WORK TO BE COMPLETED:
Below are some records. Say how many of their lines contain the string "ratelimit", and give nothing but the number.

# start of INFORMATION SUPPLIED

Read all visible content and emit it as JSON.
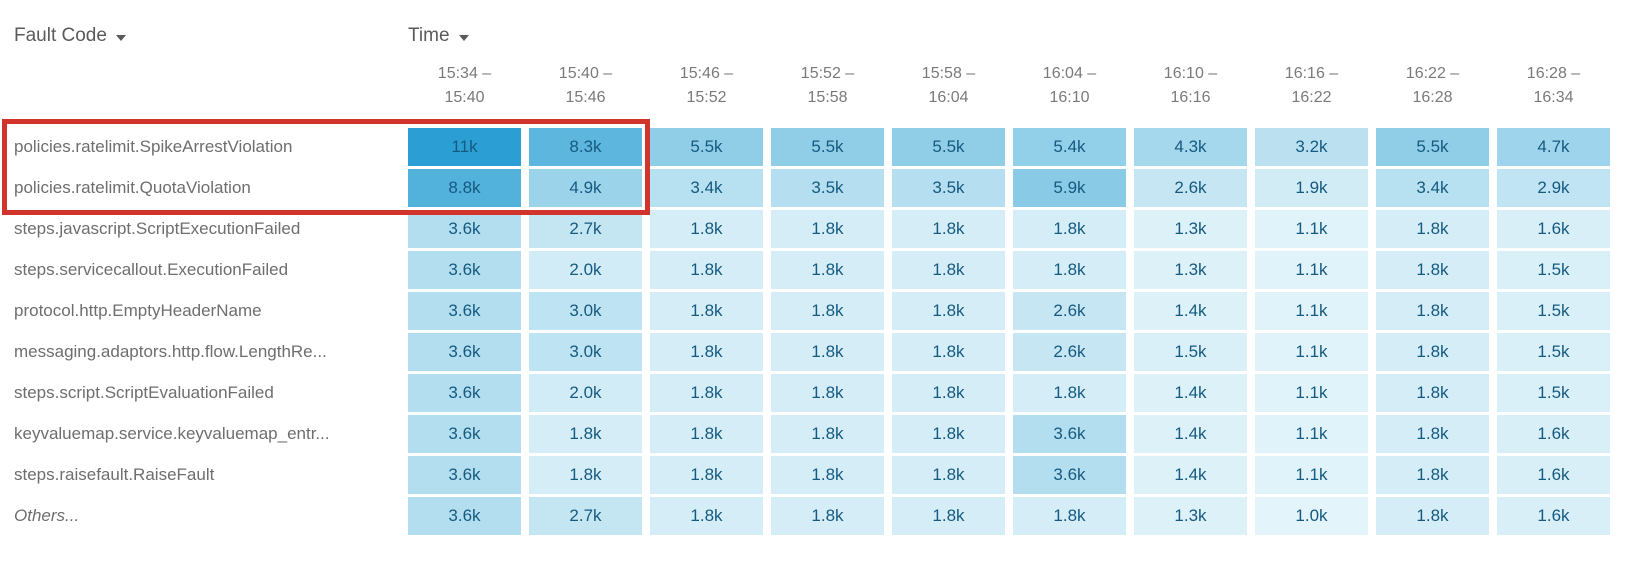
{
  "header": {
    "fault_code_label": "Fault Code",
    "time_label": "Time"
  },
  "colors": {
    "cell_text": "#155a80",
    "row_label_text": "#6e6e6e",
    "time_header_text": "#7a7a7a",
    "sort_header_text": "#5a5a5a"
  },
  "annotation": {
    "type": "highlight-rectangle",
    "color": "#d0342c",
    "highlighted_rows": [
      "policies.ratelimit.SpikeArrestViolation",
      "policies.ratelimit.QuotaViolation"
    ],
    "highlighted_columns": [
      "15:34 – 15:40",
      "15:40 – 15:46"
    ]
  },
  "chart_data": {
    "type": "heatmap",
    "x_axis_label": "Time",
    "y_axis_label": "Fault Code",
    "legend": "none",
    "grid": "off",
    "x_categories": [
      "15:34 – 15:40",
      "15:40 – 15:46",
      "15:46 – 15:52",
      "15:52 – 15:58",
      "15:58 – 16:04",
      "16:04 – 16:10",
      "16:10 – 16:16",
      "16:16 – 16:22",
      "16:22 – 16:28",
      "16:28 – 16:34"
    ],
    "y_categories": [
      "policies.ratelimit.SpikeArrestViolation",
      "policies.ratelimit.QuotaViolation",
      "steps.javascript.ScriptExecutionFailed",
      "steps.servicecallout.ExecutionFailed",
      "protocol.http.EmptyHeaderName",
      "messaging.adaptors.http.flow.LengthRe...",
      "steps.script.ScriptEvaluationFailed",
      "keyvaluemap.service.keyvaluemap_entr...",
      "steps.raisefault.RaiseFault",
      "Others..."
    ],
    "last_row_italic": true,
    "values": [
      [
        11000,
        8300,
        5500,
        5500,
        5500,
        5400,
        4300,
        3200,
        5500,
        4700
      ],
      [
        8800,
        4900,
        3400,
        3500,
        3500,
        5900,
        2600,
        1900,
        3400,
        2900
      ],
      [
        3600,
        2700,
        1800,
        1800,
        1800,
        1800,
        1300,
        1100,
        1800,
        1600
      ],
      [
        3600,
        2000,
        1800,
        1800,
        1800,
        1800,
        1300,
        1100,
        1800,
        1500
      ],
      [
        3600,
        3000,
        1800,
        1800,
        1800,
        2600,
        1400,
        1100,
        1800,
        1500
      ],
      [
        3600,
        3000,
        1800,
        1800,
        1800,
        2600,
        1500,
        1100,
        1800,
        1500
      ],
      [
        3600,
        2000,
        1800,
        1800,
        1800,
        1800,
        1400,
        1100,
        1800,
        1500
      ],
      [
        3600,
        1800,
        1800,
        1800,
        1800,
        3600,
        1400,
        1100,
        1800,
        1600
      ],
      [
        3600,
        1800,
        1800,
        1800,
        1800,
        3600,
        1400,
        1100,
        1800,
        1600
      ],
      [
        3600,
        2700,
        1800,
        1800,
        1800,
        1800,
        1300,
        1000,
        1800,
        1600
      ]
    ],
    "value_labels": [
      [
        "11k",
        "8.3k",
        "5.5k",
        "5.5k",
        "5.5k",
        "5.4k",
        "4.3k",
        "3.2k",
        "5.5k",
        "4.7k"
      ],
      [
        "8.8k",
        "4.9k",
        "3.4k",
        "3.5k",
        "3.5k",
        "5.9k",
        "2.6k",
        "1.9k",
        "3.4k",
        "2.9k"
      ],
      [
        "3.6k",
        "2.7k",
        "1.8k",
        "1.8k",
        "1.8k",
        "1.8k",
        "1.3k",
        "1.1k",
        "1.8k",
        "1.6k"
      ],
      [
        "3.6k",
        "2.0k",
        "1.8k",
        "1.8k",
        "1.8k",
        "1.8k",
        "1.3k",
        "1.1k",
        "1.8k",
        "1.5k"
      ],
      [
        "3.6k",
        "3.0k",
        "1.8k",
        "1.8k",
        "1.8k",
        "2.6k",
        "1.4k",
        "1.1k",
        "1.8k",
        "1.5k"
      ],
      [
        "3.6k",
        "3.0k",
        "1.8k",
        "1.8k",
        "1.8k",
        "2.6k",
        "1.5k",
        "1.1k",
        "1.8k",
        "1.5k"
      ],
      [
        "3.6k",
        "2.0k",
        "1.8k",
        "1.8k",
        "1.8k",
        "1.8k",
        "1.4k",
        "1.1k",
        "1.8k",
        "1.5k"
      ],
      [
        "3.6k",
        "1.8k",
        "1.8k",
        "1.8k",
        "1.8k",
        "3.6k",
        "1.4k",
        "1.1k",
        "1.8k",
        "1.6k"
      ],
      [
        "3.6k",
        "1.8k",
        "1.8k",
        "1.8k",
        "1.8k",
        "3.6k",
        "1.4k",
        "1.1k",
        "1.8k",
        "1.6k"
      ],
      [
        "3.6k",
        "2.7k",
        "1.8k",
        "1.8k",
        "1.8k",
        "1.8k",
        "1.3k",
        "1.0k",
        "1.8k",
        "1.6k"
      ]
    ],
    "color_scale": {
      "min_value": 1000,
      "max_value": 11000,
      "min_color": "#e3f4fa",
      "max_color": "#2b9fd3"
    }
  }
}
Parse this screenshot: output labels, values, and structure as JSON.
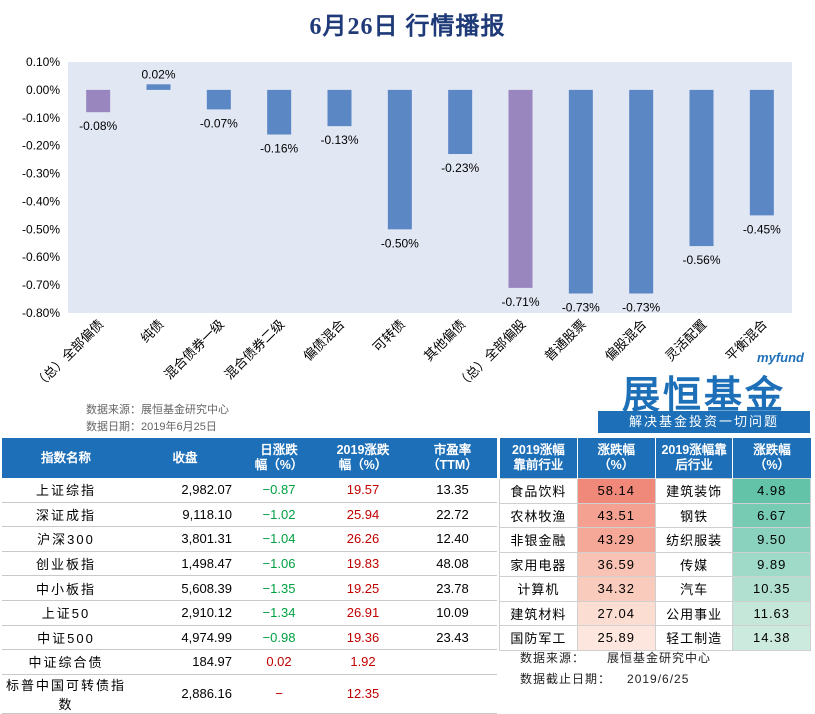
{
  "title": "6月26日  行情播报",
  "chart_data": {
    "type": "bar",
    "categories": [
      "（总）全部偏债",
      "纯债",
      "混合债券一级",
      "混合债券二级",
      "偏债混合",
      "可转债",
      "其他偏债",
      "（总）全部偏股",
      "普通股票",
      "偏股混合",
      "灵活配置",
      "平衡混合"
    ],
    "values": [
      -0.08,
      0.02,
      -0.07,
      -0.16,
      -0.13,
      -0.5,
      -0.23,
      -0.71,
      -0.73,
      -0.73,
      -0.56,
      -0.45
    ],
    "value_labels": [
      "-0.08%",
      "0.02%",
      "-0.07%",
      "-0.16%",
      "-0.13%",
      "-0.50%",
      "-0.23%",
      "-0.71%",
      "-0.73%",
      "-0.73%",
      "-0.56%",
      "-0.45%"
    ],
    "highlight_categories": [
      "（总）全部偏债",
      "（总）全部偏股"
    ],
    "ylim": [
      -0.8,
      0.1
    ],
    "yticks": [
      "0.10%",
      "0.00%",
      "-0.10%",
      "-0.20%",
      "-0.30%",
      "-0.40%",
      "-0.50%",
      "-0.60%",
      "-0.70%",
      "-0.80%"
    ],
    "ytick_values": [
      0.1,
      0.0,
      -0.1,
      -0.2,
      -0.3,
      -0.4,
      -0.5,
      -0.6,
      -0.7,
      -0.8
    ],
    "colors": {
      "bar": "#5b87c5",
      "highlight": "#9a86bf",
      "plot_bg": "#e2e7f4"
    },
    "source_line1": "数据来源：展恒基金研究中心",
    "source_line2": "数据日期：2019年6月25日"
  },
  "logo": {
    "small": "myfund",
    "main": "展恒基金",
    "sub": "解决基金投资一切问题"
  },
  "index_table": {
    "headers": [
      "指数名称",
      "收盘",
      "日涨跌\n幅（%）",
      "2019涨跌\n幅（%）",
      "市盈率\n（TTM）"
    ],
    "rows": [
      {
        "name": "上证综指",
        "close": "2,982.07",
        "day": "−0.87",
        "ytd": "19.57",
        "pe": "13.35"
      },
      {
        "name": "深证成指",
        "close": "9,118.10",
        "day": "−1.02",
        "ytd": "25.94",
        "pe": "22.72"
      },
      {
        "name": "沪深300",
        "close": "3,801.31",
        "day": "−1.04",
        "ytd": "26.26",
        "pe": "12.40"
      },
      {
        "name": "创业板指",
        "close": "1,498.47",
        "day": "−1.06",
        "ytd": "19.83",
        "pe": "48.08"
      },
      {
        "name": "中小板指",
        "close": "5,608.39",
        "day": "−1.35",
        "ytd": "19.25",
        "pe": "23.78"
      },
      {
        "name": "上证50",
        "close": "2,910.12",
        "day": "−1.34",
        "ytd": "26.91",
        "pe": "10.09"
      },
      {
        "name": "中证500",
        "close": "4,974.99",
        "day": "−0.98",
        "ytd": "19.36",
        "pe": "23.43"
      },
      {
        "name": "中证综合债",
        "close": "184.97",
        "day": "0.02",
        "ytd": "1.92",
        "pe": ""
      },
      {
        "name": "标普中国可转债指数",
        "close": "2,886.16",
        "day": "−",
        "ytd": "12.35",
        "pe": ""
      }
    ]
  },
  "industry_table": {
    "headers": [
      "2019涨幅\n靠前行业",
      "涨跌幅\n（%）",
      "2019涨幅靠\n后行业",
      "涨跌幅\n（%）"
    ],
    "rows": [
      {
        "top": "食品饮料",
        "top_val": "58.14",
        "bottom": "建筑装饰",
        "bottom_val": "4.98"
      },
      {
        "top": "农林牧渔",
        "top_val": "43.51",
        "bottom": "钢铁",
        "bottom_val": "6.67"
      },
      {
        "top": "非银金融",
        "top_val": "43.29",
        "bottom": "纺织服装",
        "bottom_val": "9.50"
      },
      {
        "top": "家用电器",
        "top_val": "36.59",
        "bottom": "传媒",
        "bottom_val": "9.89"
      },
      {
        "top": "计算机",
        "top_val": "34.32",
        "bottom": "汽车",
        "bottom_val": "10.35"
      },
      {
        "top": "建筑材料",
        "top_val": "27.04",
        "bottom": "公用事业",
        "bottom_val": "11.63"
      },
      {
        "top": "国防军工",
        "top_val": "25.89",
        "bottom": "轻工制造",
        "bottom_val": "14.38"
      }
    ],
    "top_colors": [
      "#f1897a",
      "#f4a191",
      "#f5a898",
      "#f8c3b4",
      "#f9cbbd",
      "#fbddd2",
      "#fde6dd"
    ],
    "bottom_colors": [
      "#62c3a8",
      "#77cbb3",
      "#8ad2bd",
      "#9fdac8",
      "#b1e0d1",
      "#c4e7da",
      "#cdeadf"
    ]
  },
  "notes": {
    "source_label": "数据来源：",
    "source_value": "展恒基金研究中心",
    "date_label": "数据截止日期：",
    "date_value": "2019/6/25"
  }
}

# end of INFORMATION SUPPLIED

EXERCISE OUTPUT:
4